EXERCÍCIO 1
De acordo com o texto sobre os honorários de sucumbência, o que a apreciação da ADI nº 6.053 comprovou?
EXERCÍCIO 2
Transcreva do texto sobre os honorários de sucumbência o trecho que começa em "A apreciação da" e segue até "remuneratória objetivamente aferível.".

TEXTO DA PÁGINA
A apreciação da ADI nº 6.053 comprovou cabalmente a constitucionalidade da percepção de honorários de sucumbência pelos advogados públicos. E ainda foi mais incisiva ao reverberar a mensagem de que qualquer manifestação estatal futura no sentido da extirpação desse direito ainda que de constitucionalidade extremamente questionável exigiria uma regra de transição e uma real compensação remuneratória objetivamente aferível.

Quanto a essa transição indicada pelo Supremo seria possível supor, por exemplo, que uma eventual retirada desses honorários sucumbenciais admissível, repita-se, a título argumentativo somente poderia ter efeitos ex-nunc (sem retroação) ou pro futuro (data futura) devido à imposição de modulação das decisões judiciais.

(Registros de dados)
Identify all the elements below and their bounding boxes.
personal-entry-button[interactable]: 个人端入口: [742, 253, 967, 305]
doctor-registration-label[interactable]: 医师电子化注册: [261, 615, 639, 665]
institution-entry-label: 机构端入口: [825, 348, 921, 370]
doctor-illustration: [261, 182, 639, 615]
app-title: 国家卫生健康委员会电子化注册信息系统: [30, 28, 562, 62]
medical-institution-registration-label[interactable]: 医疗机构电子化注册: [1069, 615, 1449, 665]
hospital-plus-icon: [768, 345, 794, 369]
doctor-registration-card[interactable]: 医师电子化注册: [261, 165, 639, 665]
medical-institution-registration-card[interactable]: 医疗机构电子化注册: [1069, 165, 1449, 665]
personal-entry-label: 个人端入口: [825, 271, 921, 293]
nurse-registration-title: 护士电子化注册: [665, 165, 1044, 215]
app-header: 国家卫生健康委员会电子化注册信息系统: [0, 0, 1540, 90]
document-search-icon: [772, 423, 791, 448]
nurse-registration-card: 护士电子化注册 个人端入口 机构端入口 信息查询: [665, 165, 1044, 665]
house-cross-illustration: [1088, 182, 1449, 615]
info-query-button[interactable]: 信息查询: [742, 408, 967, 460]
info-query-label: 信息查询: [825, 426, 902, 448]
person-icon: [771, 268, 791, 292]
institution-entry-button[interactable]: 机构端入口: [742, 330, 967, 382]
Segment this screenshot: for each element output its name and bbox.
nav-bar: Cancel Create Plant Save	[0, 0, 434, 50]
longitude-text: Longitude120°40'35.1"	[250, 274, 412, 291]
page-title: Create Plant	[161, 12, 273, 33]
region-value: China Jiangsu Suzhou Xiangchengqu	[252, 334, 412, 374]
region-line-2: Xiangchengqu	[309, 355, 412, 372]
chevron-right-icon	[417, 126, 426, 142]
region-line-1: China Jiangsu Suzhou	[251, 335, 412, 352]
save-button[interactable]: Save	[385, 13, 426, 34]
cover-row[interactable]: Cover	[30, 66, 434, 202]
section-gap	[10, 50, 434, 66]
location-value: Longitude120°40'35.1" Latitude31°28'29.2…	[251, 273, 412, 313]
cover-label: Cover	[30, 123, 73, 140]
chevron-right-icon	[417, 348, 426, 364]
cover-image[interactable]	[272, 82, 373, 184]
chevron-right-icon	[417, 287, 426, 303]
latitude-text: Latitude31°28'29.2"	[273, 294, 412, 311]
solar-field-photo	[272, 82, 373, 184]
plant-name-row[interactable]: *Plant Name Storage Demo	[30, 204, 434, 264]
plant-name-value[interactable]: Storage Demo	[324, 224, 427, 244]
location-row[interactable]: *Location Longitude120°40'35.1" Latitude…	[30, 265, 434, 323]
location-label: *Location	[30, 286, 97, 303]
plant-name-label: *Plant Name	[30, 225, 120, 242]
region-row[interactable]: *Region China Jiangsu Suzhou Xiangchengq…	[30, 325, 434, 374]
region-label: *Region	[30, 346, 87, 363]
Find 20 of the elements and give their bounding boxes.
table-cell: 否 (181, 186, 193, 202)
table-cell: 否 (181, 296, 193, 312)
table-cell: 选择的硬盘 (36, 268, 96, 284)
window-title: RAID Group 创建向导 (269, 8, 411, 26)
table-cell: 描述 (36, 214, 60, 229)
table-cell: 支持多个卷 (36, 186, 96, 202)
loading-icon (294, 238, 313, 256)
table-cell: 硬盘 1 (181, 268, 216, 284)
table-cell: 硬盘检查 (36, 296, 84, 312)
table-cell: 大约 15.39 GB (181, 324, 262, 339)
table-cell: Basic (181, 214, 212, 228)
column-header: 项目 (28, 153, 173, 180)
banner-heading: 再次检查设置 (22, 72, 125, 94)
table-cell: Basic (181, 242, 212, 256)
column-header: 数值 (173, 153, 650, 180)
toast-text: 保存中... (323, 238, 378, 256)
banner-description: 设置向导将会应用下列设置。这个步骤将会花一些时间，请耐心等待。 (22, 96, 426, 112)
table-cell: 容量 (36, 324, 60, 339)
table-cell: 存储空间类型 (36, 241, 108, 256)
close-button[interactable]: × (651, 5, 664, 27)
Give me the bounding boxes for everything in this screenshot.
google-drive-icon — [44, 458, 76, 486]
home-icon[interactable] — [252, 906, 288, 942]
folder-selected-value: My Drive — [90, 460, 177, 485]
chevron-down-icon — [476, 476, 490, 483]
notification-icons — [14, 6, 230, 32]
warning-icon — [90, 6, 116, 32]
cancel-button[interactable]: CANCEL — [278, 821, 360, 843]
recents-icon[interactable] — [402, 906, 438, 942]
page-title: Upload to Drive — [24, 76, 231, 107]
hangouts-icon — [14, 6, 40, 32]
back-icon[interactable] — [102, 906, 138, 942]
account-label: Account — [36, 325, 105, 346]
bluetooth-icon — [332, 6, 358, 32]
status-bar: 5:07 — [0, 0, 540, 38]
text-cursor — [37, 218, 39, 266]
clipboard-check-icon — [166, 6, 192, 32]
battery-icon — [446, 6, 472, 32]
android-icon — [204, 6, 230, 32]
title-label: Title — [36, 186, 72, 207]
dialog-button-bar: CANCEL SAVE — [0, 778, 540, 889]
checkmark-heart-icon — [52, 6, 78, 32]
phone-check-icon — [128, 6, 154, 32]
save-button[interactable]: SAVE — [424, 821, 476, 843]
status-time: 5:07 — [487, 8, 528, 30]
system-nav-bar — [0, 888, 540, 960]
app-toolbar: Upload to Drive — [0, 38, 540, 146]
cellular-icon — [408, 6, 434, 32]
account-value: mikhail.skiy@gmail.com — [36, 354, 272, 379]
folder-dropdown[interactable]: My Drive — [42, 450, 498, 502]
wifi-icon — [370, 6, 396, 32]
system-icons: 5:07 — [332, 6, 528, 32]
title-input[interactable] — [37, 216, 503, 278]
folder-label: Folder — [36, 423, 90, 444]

RESULTADO DA TAREFA 1
Comprovou a constitucionalidade da percepção de honorários de sucumbência pelos advogados públicos.

RESULTADO DA TAREFA 2
A apreciação da ADI nº 6.053 comprovou cabalmente a constitucionalidade da percepção de honorários de sucumbência pelos advogados públicos. E ainda foi mais incisiva ao reverberar a mensagem de que qualquer manifestação estatal futura no sentido da extirpação desse direito ainda que de constitucionalidade extremamente questionável exigiria uma regra de transição e uma real compensação remuneratória objetivamente aferível.